▶ _Document text_
Goal: Drive Traffic to Your Blog
Once readers click to your blog you just know that they won’t be able to leave. A perfect mixture of internal linking, suggested articles, and quality design will keep them reading and coming back. They just have to get here first.
We’re all guilty of doing this from time-to-time, “Why Google Analytics can make you a better skydiver”, “Your community manager is a parasite”, etc. but you cross the line when the content fails to deliver.
An article titled “Interview with President Obama” might get people to your blog, but they won’t stay or click around unless the promised content is there.
Goal: Increase Sharing on Visual Social Networks
You finally broke down and bought a Shutterstock or iStockphoto account for your B2B blog. Look at all of these awesome photos of smiling business people in meetings. Congratulations, your blog has just entered the stock-era.
Suddenly your articles will be flooded with tacky photos of people shaking hands, looking confident and making presentations. In a few months it will evolve into words written dramatically and in a vaguely tech-related design.
We have all seen these photos before, and only once you break out of the stock-funnel can your blog evolve and start rapidly spreading through visual portals like StumbleUpon, Pinterest, and Tumblr.
Goal: Guarantee Consistent Content
Fact: No one thinks your baby is as cute as you do.
Fact: No one is following your series as close as you are.
While there are many pros to starting a series in your content, sometimes you just need to spit it out. Do you really have enough to say in six different parts, or will each part contain two parts fluff and one part ideas?
Furthermore, very few readers are hanging on bated breath for the next step of your series to be released. They may skim through the other parts as you link to them, but they probably won’t check back every Tuesday to find out what’s next.
Goal: Publicly Communicate Changes
If there are major changes happening at a company or if it has hit an important milestone, it makes sense for it to post an article explaining what used to be and what will happen moving forward.
However, like the series, most readers don’t care about your minor company updates as much as you do.
Blog posts that talk about company breakfasts or new internal policies don’t necessarily need to be posted on the blog. However, there is a way to do this successfully. Articles that offer suggestions to improve leadership strategy and company culture – with your company leading by example – provides value to the reader and gives them actionable steps to take to make their office better.
Goal: Post Topical Content
There are simultaneously so many different ways you can go with holiday articles, and they’ve all been done before. Halloween, Christmas, Thanksgiving, Flag Day, Groundhog Day, etc., we’ve all seen a ton of these articles around the holiday. Make your social plan like trick or treating. Do your analytics predict six more weeks of winter? This low-hanging fruit has all been done and is a quick way to fill up the editorial calendar – especially in Q4.
There are multiple resources to find topical content for your blog, cover something that happens once in a blue moon instead of once a year.
Goal: Showcasing Expertise
These posts are topical, but unlike the Holiday posts, they can’t be resurrected once a year. Any 2012 predictions have been useless more than a year, and even 2013 predictions look stale.
The purpose of these articles is to show that you and your company is doing more than keeping up with trends, you’re anticipating them. That’s a trait many clients look for. The problem is that every company with a blog is making the exact same posts with their predictions.
Despite the short time in the spotlight, these posts are fun to look at a year or two later to see which ones were right and which were wrong.

▶ _Using the information_
• 1. In the blog-advice text, which three visual portals can a blog spread through once it breaks out of the stock-funnel?
• 2. Copy the blog-advice text word for word from "Goal: Post Topical" to "especially in Q4.".

▶ _Extracted material_

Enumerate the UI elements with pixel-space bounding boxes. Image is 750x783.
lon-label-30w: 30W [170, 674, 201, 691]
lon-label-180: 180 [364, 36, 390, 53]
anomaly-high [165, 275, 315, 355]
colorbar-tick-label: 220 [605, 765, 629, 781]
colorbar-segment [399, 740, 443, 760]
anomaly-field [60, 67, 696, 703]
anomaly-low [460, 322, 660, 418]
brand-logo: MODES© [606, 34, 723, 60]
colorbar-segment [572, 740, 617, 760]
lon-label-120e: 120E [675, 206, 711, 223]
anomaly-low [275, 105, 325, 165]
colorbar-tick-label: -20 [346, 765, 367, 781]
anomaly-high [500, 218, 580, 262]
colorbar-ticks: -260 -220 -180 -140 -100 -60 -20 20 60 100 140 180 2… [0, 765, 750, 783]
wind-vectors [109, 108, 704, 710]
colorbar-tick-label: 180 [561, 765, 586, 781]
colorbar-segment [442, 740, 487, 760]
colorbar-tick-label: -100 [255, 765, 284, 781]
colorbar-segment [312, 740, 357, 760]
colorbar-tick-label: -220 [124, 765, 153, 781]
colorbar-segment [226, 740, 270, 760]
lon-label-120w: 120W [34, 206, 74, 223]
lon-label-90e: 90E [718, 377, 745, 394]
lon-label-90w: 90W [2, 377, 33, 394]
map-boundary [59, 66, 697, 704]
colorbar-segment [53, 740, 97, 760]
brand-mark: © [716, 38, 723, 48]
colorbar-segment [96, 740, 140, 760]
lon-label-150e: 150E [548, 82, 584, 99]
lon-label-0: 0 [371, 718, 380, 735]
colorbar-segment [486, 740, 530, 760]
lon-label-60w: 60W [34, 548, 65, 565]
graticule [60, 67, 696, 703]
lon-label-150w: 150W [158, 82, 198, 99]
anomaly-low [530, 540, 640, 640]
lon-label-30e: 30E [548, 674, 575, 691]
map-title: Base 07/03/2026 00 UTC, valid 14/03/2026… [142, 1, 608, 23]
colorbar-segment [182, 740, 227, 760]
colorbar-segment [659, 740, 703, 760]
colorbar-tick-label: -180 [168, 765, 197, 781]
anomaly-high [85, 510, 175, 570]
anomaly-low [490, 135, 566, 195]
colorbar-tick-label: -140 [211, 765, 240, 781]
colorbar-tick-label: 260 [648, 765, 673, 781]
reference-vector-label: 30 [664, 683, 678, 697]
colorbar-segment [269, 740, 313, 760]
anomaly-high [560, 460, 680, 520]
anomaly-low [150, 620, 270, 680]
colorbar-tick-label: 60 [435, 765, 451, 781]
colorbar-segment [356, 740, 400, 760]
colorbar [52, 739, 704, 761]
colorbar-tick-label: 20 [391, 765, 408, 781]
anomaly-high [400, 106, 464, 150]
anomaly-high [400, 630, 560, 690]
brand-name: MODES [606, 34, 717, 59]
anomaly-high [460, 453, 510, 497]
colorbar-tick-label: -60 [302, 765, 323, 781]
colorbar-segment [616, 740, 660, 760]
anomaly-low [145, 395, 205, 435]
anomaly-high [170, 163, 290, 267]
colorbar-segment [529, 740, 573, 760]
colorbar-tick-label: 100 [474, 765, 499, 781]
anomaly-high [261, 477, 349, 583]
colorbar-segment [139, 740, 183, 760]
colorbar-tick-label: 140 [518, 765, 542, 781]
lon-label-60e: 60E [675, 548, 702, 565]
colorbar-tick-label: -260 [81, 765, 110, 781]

▶ _Results by task_
• 1. StumbleUpon, Pinterest, and Tumblr.

• 2.
Goal: Post Topical Content
There are simultaneously so many different ways you can go with holiday articles, and they’ve all been done before. Halloween, Christmas, Thanksgiving, Flag Day, Groundhog Day, etc., we’ve all seen a ton of these articles around the holiday. Make your social plan like trick or treating. Do your analytics predict six more weeks of winter? This low-hanging fruit has all been done and is a quick way to fill up the editorial calendar – especially in Q4.